Written task: Pull out every line of the listing below where "ellos" appears.

Exercise inputs:
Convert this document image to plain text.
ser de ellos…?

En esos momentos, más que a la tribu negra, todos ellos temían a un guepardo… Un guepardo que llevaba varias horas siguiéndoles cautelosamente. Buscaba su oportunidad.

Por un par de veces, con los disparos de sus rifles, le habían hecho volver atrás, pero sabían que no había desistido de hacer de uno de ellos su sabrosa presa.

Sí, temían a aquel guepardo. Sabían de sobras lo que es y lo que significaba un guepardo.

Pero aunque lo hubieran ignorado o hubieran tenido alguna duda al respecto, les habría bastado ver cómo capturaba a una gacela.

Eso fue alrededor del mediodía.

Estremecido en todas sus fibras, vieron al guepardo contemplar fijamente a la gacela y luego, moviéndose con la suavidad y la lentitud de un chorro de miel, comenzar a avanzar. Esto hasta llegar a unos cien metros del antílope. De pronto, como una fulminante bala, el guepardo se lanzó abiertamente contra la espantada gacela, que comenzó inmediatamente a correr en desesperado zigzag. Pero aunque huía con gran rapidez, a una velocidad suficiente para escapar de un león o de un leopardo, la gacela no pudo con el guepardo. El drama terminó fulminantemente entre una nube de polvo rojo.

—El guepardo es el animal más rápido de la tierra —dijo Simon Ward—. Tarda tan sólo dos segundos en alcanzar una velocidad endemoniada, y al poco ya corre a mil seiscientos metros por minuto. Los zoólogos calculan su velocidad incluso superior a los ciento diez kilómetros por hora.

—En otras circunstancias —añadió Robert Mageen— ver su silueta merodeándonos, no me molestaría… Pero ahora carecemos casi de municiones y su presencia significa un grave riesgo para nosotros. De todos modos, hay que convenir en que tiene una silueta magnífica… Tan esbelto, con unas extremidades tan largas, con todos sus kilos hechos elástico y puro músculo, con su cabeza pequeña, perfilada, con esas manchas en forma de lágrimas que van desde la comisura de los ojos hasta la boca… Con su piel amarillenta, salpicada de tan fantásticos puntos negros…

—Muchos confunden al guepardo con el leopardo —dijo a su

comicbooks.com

Reply to the exercise:
ser de ellos…?
En esos momentos, más que a la tribu negra, todos ellos temían a un guepardo… Un guepardo que llevaba varias horas siguiéndoles cautelosamente. Buscaba su oportunidad.
Por un par de veces, con los disparos de sus rifles, le habían hecho volver atrás, pero sabían que no había desistido de hacer de uno de ellos su sabrosa presa.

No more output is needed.